> [Work to complete] For the data below, work out how many lines contain the word "subtitle" and supply only that number.

Collection entries:

==========

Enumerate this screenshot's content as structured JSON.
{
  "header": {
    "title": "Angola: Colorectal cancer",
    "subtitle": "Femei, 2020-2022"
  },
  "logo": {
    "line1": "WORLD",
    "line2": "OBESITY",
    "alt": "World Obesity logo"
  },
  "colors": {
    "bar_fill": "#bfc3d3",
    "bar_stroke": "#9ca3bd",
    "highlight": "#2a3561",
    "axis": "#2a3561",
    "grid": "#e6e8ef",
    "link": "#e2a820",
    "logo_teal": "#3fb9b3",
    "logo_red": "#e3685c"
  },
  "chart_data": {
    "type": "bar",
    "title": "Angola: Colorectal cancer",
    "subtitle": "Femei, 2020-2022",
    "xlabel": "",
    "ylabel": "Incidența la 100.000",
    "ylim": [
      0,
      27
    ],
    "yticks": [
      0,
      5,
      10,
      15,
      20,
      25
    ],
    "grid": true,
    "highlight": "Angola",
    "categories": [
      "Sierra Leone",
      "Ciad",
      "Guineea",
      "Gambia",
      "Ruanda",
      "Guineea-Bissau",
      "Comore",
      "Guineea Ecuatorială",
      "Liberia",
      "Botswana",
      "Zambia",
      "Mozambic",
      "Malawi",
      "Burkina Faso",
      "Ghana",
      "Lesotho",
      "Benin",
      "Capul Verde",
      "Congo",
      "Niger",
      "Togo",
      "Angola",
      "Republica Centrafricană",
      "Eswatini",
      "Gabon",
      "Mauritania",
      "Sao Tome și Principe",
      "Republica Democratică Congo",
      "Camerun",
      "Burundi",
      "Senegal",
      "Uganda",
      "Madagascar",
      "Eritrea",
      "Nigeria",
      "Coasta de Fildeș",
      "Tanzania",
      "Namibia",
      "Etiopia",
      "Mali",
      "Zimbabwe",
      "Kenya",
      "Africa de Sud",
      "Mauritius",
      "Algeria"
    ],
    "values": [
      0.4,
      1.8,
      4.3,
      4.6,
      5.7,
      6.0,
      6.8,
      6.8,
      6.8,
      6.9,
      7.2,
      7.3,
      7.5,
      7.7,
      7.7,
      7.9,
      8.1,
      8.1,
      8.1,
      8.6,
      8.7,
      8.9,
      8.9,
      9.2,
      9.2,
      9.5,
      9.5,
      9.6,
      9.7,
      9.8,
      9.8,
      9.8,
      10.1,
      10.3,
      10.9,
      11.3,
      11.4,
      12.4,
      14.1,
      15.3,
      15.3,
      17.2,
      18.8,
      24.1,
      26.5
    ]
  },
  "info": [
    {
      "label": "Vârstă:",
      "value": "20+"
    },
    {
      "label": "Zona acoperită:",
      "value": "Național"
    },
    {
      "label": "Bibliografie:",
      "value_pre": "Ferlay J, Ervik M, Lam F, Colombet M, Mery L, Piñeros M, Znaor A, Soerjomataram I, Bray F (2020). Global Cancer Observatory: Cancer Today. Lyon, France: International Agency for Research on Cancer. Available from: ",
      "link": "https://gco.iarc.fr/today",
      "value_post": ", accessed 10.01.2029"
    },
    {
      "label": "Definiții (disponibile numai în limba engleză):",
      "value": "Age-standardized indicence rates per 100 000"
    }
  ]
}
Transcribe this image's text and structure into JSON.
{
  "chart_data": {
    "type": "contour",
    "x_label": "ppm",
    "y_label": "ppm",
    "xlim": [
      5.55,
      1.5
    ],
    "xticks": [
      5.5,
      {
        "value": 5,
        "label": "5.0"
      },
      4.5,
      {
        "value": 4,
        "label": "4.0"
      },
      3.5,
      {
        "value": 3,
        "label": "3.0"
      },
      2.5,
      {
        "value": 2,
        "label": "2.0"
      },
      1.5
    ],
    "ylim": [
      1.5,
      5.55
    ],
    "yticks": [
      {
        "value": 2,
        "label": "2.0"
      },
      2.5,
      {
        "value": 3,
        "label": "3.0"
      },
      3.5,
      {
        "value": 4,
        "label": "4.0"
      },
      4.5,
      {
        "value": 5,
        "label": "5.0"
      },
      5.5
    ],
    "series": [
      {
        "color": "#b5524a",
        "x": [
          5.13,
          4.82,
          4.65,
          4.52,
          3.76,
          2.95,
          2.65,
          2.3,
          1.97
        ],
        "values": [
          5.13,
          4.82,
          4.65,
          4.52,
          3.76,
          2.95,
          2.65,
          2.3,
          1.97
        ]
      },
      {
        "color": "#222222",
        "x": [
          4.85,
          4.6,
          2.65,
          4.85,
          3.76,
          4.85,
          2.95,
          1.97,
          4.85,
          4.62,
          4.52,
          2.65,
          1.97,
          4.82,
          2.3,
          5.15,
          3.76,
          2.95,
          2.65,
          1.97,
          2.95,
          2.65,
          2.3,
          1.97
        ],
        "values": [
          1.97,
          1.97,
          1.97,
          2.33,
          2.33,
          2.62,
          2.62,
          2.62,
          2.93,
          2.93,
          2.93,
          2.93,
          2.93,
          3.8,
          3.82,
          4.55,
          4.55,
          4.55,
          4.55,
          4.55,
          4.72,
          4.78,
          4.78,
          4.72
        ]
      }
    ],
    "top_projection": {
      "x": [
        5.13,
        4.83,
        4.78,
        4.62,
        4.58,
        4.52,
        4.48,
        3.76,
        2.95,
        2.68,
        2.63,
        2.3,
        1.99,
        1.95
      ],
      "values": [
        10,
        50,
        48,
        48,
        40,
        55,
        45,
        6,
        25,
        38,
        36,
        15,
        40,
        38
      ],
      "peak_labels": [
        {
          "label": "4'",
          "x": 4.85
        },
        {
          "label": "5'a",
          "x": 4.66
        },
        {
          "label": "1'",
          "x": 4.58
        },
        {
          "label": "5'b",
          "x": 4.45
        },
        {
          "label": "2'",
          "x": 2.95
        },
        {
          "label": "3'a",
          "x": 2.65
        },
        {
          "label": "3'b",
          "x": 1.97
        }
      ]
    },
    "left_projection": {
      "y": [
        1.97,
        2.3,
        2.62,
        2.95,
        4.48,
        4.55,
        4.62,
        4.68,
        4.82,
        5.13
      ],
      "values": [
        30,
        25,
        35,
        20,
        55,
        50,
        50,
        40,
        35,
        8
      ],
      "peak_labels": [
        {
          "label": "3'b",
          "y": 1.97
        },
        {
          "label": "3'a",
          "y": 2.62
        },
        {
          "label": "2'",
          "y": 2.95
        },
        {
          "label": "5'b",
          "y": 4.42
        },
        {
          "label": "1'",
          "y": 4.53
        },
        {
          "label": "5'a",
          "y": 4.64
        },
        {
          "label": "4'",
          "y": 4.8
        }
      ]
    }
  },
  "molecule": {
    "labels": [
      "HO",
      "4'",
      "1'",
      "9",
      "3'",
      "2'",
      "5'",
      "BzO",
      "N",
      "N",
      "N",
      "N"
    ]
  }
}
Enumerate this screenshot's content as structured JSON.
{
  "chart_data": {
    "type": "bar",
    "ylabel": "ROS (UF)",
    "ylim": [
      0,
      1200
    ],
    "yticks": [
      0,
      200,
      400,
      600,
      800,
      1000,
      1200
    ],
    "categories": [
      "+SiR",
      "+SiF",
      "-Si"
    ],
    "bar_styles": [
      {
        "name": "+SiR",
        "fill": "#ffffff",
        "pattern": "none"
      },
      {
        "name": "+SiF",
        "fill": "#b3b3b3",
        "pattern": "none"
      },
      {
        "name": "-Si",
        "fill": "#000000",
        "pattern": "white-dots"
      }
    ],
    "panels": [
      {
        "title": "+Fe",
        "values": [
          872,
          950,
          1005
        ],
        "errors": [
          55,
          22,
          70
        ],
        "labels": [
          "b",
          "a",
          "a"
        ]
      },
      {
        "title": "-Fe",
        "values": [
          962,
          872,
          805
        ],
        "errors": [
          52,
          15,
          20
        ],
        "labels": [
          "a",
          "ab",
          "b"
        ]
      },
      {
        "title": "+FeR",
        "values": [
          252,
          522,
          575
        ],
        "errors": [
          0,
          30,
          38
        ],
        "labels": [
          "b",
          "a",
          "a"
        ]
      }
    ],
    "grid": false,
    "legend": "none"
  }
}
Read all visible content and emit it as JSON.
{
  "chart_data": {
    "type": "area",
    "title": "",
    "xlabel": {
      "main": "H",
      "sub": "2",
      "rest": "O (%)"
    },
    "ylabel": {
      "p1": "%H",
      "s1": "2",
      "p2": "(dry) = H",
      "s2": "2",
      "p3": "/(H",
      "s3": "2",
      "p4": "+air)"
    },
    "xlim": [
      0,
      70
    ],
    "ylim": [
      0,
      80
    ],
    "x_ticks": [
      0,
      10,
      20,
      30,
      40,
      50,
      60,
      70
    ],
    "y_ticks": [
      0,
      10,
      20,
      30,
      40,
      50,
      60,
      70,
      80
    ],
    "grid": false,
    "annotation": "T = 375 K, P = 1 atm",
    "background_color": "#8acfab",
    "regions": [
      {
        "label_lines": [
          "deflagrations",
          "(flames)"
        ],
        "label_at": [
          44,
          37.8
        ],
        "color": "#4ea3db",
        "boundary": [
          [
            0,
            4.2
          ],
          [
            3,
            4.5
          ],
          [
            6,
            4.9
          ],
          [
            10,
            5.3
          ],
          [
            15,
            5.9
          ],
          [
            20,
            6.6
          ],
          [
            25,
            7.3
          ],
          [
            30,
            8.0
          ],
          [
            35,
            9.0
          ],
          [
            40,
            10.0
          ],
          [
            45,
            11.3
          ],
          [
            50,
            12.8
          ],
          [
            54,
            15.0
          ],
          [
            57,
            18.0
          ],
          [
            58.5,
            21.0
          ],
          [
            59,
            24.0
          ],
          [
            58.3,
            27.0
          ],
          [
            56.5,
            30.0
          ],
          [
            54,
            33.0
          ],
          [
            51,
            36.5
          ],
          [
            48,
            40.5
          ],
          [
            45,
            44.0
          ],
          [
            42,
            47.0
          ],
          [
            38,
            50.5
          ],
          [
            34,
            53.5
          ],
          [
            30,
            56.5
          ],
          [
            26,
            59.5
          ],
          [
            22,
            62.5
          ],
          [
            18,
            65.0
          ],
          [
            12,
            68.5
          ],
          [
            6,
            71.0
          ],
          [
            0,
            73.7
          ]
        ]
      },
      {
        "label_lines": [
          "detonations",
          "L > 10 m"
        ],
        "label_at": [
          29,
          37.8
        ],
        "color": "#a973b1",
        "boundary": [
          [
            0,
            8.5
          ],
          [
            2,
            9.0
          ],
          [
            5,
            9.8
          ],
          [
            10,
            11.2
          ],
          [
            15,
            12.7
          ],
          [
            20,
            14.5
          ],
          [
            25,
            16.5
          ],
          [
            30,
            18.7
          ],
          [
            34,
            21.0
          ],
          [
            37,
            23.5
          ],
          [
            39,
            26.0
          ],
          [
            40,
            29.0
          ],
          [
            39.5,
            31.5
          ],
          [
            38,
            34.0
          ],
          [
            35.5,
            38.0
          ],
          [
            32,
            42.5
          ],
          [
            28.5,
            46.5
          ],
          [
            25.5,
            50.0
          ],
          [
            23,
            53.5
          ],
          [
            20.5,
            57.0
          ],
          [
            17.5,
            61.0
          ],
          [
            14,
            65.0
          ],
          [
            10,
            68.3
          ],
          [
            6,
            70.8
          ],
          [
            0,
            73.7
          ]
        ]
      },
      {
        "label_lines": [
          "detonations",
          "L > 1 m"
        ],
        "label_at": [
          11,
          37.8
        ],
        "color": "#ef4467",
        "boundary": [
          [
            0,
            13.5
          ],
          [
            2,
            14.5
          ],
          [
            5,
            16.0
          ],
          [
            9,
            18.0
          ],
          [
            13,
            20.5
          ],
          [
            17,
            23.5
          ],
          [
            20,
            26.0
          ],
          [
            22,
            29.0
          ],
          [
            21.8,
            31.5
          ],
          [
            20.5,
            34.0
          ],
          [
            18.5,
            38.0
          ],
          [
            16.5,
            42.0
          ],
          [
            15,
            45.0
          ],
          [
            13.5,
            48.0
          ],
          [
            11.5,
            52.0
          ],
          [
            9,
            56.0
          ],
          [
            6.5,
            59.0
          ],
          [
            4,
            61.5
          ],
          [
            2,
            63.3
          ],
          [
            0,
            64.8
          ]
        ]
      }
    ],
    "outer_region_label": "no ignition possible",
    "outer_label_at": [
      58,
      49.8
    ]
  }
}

==========

> [Solution to the problem] 2